■ **SET PROBLEM**
Retype every line from the first of the rows through the line containing "- step-2-subtitle: OF", with that line included.
>> START LISTED RECORDS
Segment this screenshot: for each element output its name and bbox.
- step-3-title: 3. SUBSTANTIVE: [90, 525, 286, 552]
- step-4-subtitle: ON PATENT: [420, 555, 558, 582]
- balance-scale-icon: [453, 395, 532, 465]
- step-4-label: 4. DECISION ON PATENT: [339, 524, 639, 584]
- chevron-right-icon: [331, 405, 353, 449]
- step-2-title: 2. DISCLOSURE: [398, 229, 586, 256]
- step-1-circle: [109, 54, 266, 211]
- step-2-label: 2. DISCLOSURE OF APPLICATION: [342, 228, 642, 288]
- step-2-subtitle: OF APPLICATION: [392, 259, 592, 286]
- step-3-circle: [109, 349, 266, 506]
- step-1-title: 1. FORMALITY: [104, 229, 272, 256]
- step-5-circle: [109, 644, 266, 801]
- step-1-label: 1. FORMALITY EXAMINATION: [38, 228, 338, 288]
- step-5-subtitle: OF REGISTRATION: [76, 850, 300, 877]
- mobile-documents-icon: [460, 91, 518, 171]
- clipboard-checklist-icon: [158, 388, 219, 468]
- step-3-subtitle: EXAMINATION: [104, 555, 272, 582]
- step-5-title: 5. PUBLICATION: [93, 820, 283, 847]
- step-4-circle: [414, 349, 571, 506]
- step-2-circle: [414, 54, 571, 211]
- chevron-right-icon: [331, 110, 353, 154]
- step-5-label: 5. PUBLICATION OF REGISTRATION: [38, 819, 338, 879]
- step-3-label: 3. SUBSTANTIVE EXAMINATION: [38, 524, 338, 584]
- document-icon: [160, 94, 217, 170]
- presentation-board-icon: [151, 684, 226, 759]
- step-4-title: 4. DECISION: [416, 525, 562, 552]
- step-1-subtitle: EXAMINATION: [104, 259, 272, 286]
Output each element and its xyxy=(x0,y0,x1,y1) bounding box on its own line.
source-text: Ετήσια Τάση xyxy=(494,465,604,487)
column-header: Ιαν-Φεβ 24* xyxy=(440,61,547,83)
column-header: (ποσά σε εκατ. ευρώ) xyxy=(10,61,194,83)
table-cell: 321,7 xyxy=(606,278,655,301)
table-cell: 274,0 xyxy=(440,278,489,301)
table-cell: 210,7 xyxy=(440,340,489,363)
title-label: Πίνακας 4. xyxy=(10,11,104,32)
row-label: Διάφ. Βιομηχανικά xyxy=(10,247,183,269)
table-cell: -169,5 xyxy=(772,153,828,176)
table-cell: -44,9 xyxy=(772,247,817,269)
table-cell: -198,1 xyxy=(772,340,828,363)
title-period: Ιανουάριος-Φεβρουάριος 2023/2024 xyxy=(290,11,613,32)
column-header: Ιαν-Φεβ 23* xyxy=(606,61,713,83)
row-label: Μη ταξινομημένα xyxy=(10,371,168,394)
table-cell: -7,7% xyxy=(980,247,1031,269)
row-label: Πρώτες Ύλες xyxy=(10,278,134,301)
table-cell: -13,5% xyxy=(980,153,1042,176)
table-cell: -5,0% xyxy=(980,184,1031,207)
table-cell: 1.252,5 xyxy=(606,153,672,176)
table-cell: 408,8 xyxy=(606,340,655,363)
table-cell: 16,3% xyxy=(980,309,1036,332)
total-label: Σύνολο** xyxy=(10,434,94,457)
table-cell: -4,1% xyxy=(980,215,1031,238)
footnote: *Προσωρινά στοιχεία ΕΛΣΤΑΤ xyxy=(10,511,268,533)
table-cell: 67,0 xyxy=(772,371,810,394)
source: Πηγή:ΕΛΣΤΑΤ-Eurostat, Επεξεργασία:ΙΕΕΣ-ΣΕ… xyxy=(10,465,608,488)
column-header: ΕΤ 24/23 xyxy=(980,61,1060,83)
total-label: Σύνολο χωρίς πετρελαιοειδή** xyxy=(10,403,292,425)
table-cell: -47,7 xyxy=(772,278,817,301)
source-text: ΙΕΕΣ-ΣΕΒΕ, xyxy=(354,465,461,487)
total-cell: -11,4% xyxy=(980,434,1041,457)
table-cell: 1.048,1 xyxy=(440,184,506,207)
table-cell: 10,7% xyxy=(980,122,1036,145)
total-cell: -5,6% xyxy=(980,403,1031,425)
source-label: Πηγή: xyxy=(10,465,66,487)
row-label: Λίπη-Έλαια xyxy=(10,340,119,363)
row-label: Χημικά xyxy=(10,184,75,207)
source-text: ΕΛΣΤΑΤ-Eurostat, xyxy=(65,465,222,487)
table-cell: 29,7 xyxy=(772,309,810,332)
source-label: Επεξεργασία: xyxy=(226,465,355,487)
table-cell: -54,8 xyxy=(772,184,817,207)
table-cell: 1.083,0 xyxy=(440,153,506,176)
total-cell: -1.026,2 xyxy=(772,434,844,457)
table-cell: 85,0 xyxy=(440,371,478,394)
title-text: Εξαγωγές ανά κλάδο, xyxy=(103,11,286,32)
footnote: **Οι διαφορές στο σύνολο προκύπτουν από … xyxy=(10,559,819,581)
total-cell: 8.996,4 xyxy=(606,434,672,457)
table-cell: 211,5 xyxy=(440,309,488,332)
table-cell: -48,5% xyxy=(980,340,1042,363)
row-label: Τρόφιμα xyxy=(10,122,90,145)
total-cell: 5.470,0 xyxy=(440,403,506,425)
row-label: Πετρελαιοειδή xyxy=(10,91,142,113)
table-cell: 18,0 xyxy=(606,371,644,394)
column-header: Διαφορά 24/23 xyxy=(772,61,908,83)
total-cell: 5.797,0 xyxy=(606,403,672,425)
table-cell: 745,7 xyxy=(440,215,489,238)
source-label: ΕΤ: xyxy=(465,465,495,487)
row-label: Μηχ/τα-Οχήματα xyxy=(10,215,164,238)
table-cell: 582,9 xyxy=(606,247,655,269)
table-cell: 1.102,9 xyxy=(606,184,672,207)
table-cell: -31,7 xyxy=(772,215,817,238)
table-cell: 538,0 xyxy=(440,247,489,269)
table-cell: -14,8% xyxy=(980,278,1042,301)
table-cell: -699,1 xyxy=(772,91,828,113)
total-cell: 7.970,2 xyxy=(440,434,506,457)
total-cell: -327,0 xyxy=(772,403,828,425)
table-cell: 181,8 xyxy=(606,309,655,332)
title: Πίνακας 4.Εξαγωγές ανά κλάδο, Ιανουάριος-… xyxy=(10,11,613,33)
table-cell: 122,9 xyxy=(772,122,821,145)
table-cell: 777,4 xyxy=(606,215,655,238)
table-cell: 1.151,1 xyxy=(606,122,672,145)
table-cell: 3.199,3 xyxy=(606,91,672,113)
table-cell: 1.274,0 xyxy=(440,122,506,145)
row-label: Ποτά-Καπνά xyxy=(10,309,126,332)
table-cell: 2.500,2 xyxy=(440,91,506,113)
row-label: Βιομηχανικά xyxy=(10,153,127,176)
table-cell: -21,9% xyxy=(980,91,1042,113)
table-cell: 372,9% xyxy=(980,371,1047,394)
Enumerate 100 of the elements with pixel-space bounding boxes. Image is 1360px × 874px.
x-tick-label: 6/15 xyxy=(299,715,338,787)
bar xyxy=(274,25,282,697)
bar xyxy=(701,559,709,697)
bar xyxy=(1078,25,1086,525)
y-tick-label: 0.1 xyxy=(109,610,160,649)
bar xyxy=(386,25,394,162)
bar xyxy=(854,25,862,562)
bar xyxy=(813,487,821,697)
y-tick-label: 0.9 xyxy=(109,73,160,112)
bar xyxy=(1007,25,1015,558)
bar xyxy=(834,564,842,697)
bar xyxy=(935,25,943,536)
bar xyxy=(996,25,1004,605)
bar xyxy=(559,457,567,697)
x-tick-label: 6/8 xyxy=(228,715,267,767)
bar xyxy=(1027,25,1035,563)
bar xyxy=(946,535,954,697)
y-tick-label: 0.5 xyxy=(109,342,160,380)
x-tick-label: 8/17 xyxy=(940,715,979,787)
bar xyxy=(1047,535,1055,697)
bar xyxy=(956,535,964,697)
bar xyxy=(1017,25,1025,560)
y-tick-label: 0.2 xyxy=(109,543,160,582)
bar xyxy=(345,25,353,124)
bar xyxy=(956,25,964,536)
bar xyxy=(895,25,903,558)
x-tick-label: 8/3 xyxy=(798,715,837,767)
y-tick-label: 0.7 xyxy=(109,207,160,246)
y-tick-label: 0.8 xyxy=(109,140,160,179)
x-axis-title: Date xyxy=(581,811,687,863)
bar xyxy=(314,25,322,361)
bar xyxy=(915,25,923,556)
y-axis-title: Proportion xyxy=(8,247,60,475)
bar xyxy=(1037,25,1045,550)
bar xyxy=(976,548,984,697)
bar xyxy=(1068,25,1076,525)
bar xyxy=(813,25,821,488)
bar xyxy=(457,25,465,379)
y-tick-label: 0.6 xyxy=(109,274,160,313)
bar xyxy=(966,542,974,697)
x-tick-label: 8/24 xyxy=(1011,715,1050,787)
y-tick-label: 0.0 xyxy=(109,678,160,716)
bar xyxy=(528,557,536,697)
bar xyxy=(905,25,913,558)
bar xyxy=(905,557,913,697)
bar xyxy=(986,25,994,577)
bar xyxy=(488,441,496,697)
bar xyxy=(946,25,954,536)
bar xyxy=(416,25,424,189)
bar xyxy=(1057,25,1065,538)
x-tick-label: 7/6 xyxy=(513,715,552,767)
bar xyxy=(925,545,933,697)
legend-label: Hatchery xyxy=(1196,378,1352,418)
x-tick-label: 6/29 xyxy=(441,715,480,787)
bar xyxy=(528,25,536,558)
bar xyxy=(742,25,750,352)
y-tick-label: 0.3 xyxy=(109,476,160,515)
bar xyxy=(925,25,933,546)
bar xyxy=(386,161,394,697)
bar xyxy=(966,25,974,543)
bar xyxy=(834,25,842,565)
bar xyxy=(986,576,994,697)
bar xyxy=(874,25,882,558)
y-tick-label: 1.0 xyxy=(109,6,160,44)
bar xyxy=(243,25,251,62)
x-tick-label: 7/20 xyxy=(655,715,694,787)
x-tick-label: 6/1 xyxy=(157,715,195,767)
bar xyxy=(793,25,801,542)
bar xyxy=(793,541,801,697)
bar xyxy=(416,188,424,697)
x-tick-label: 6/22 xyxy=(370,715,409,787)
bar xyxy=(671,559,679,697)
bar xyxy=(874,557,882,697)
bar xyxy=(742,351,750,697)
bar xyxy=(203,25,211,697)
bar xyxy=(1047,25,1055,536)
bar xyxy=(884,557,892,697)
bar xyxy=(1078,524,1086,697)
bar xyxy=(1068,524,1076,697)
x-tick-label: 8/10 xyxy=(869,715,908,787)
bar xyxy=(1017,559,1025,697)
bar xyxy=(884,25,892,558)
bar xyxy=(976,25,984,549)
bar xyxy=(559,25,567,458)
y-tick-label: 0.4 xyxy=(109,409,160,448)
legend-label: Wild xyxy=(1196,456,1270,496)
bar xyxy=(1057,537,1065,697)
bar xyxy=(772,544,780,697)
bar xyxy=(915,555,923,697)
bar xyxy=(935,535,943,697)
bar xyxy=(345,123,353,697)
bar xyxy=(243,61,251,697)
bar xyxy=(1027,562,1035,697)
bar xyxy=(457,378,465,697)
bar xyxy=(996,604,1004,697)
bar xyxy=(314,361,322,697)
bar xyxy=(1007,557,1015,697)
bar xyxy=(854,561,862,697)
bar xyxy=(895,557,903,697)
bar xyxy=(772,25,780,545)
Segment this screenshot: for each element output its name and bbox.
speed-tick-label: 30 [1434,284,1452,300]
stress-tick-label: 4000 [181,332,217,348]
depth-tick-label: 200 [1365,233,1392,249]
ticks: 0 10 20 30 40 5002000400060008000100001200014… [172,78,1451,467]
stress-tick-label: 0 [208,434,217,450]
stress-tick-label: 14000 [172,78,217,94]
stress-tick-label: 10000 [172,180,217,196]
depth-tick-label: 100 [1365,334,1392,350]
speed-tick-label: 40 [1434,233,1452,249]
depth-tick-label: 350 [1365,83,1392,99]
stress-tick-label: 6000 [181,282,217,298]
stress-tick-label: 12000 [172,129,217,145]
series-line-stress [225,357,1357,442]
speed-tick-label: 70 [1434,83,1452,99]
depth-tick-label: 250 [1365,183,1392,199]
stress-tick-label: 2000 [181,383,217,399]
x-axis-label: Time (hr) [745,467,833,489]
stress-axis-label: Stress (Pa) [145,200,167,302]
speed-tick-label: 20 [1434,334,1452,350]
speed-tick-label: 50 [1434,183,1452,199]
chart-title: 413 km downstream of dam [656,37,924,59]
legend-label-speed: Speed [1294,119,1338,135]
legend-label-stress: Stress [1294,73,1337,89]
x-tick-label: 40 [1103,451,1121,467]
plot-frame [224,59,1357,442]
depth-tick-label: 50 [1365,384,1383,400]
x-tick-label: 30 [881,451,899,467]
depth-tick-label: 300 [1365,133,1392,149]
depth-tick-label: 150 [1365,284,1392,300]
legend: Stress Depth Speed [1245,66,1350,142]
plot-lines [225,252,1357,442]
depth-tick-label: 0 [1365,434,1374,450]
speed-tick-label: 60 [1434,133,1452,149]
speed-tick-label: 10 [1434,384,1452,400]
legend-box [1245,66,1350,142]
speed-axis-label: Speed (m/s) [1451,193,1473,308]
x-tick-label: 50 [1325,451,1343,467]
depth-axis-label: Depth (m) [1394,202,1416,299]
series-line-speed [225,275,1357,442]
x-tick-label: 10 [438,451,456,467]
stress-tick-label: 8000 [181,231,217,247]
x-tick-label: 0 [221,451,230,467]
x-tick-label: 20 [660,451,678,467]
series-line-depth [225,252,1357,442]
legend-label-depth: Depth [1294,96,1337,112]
>> END LISTED RECORDS
■ **CORRECT ANSWER**
Segment this screenshot: for each element output its name and bbox.
- step-3-title: 3. SUBSTANTIVE: [90, 525, 286, 552]
- step-4-subtitle: ON PATENT: [420, 555, 558, 582]
- balance-scale-icon: [453, 395, 532, 465]
- step-4-label: 4. DECISION ON PATENT: [339, 524, 639, 584]
- chevron-right-icon: [331, 405, 353, 449]
- step-2-title: 2. DISCLOSURE: [398, 229, 586, 256]
- step-1-circle: [109, 54, 266, 211]
- step-2-label: 2. DISCLOSURE OF APPLICATION: [342, 228, 642, 288]
- step-2-subtitle: OF APPLICATION: [392, 259, 592, 286]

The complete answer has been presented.